Quote, without change, all of the lines that follow.

BEGIN Supplied records

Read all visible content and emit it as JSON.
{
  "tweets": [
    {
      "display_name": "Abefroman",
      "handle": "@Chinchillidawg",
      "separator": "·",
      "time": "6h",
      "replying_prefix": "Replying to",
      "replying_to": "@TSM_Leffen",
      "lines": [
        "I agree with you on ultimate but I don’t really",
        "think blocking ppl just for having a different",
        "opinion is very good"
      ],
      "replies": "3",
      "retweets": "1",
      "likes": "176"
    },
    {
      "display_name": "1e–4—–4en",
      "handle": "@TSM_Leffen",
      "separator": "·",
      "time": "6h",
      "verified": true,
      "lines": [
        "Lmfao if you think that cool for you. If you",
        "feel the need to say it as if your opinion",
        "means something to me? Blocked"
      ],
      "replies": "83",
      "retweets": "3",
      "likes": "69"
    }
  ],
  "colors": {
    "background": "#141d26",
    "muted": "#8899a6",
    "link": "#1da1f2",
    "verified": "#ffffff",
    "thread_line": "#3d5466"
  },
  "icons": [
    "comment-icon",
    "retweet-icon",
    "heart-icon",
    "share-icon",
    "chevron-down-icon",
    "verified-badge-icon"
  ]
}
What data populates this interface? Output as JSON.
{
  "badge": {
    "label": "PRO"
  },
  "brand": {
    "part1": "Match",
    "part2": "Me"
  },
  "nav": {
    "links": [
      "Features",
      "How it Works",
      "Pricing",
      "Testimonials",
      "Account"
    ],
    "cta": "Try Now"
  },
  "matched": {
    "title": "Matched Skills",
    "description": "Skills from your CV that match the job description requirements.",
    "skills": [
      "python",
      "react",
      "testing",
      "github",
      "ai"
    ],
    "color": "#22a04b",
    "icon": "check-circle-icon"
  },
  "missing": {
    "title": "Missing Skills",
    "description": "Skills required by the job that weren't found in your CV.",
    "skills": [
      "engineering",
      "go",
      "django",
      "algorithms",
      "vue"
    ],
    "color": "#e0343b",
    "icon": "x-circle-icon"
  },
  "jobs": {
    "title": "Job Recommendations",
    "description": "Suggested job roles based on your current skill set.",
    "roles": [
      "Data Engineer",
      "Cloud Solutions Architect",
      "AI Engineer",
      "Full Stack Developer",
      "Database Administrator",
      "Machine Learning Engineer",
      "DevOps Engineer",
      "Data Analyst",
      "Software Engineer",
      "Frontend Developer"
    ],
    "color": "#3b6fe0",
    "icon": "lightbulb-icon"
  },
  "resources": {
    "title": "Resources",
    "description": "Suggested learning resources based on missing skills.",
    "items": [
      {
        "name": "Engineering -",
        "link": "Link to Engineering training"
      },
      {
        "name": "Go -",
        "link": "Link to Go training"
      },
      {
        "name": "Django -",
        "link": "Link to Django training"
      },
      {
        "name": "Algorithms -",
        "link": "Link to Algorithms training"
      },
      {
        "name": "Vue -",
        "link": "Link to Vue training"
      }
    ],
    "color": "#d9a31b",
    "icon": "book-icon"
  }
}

END Supplied records

**Written solution:**
Read all visible content and emit it as JSON.
{
  "tweets": [
    {
      "display_name": "Abefroman",
      "handle": "@Chinchillidawg",
      "separator": "·",
      "time": "6h",
      "replying_prefix": "Replying to",
      "replying_to": "@TSM_Leffen",
      "lines": [
        "I agree with you on ultimate but I don’t really",
        "think blocking ppl just for having a different",
        "opinion is very good"
      ],
      "replies": "3",
      "retweets": "1",
      "likes": "176"
    },
    {
      "display_name": "1e–4—–4en",
      "handle": "@TSM_Leffen",
      "separator": "·",
      "time": "6h",
      "verified": true,
      "lines": [
        "Lmfao if you think that cool for you. If you",
        "feel the need to say it as if your opinion",
        "means something to me? Blocked"
      ],
      "replies": "83",
      "retweets": "3",
      "likes": "69"
    }
  ],
  "colors": {
    "background": "#141d26",
    "muted": "#8899a6",
    "link": "#1da1f2",
    "verified": "#ffffff",
    "thread_line": "#3d5466"
  },
  "icons": [
    "comment-icon",
    "retweet-icon",
    "heart-icon",
    "share-icon",
    "chevron-down-icon",
    "verified-badge-icon"
  ]
}
What data populates this interface? Output as JSON.
{
  "badge": {
    "label": "PRO"
  },
  "brand": {
    "part1": "Match",
    "part2": "Me"
  },
  "nav": {
    "links": [
      "Features",
      "How it Works",
      "Pricing",
      "Testimonials",
      "Account"
    ],
    "cta": "Try Now"
  },
  "matched": {
    "title": "Matched Skills",
    "description": "Skills from your CV that match the job description requirements.",
    "skills": [
      "python",
      "react",
      "testing",
      "github",
      "ai"
    ],
    "color": "#22a04b",
    "icon": "check-circle-icon"
  },
  "missing": {
    "title": "Missing Skills",
    "description": "Skills required by the job that weren't found in your CV.",
    "skills": [
      "engineering",
      "go",
      "django",
      "algorithms",
      "vue"
    ],
    "color": "#e0343b",
    "icon": "x-circle-icon"
  },
  "jobs": {
    "title": "Job Recommendations",
    "description": "Suggested job roles based on your current skill set.",
    "roles": [
      "Data Engineer",
      "Cloud Solutions Architect",
      "AI Engineer",
      "Full Stack Developer",
      "Database Administrator",
      "Machine Learning Engineer",
      "DevOps Engineer",
      "Data Analyst",
      "Software Engineer",
      "Frontend Developer"
    ],
    "color": "#3b6fe0",
    "icon": "lightbulb-icon"
  },
  "resources": {
    "title": "Resources",
    "description": "Suggested learning resources based on missing skills.",
    "items": [
      {
        "name": "Engineering -",
        "link": "Link to Engineering training"
      },
      {
        "name": "Go -",
        "link": "Link to Go training"
      },
      {
        "name": "Django -",
        "link": "Link to Django training"
      },
      {
        "name": "Algorithms -",
        "link": "Link to Algorithms training"
      },
      {
        "name": "Vue -",
        "link": "Link to Vue training"
      }
    ],
    "color": "#d9a31b",
    "icon": "book-icon"
  }
}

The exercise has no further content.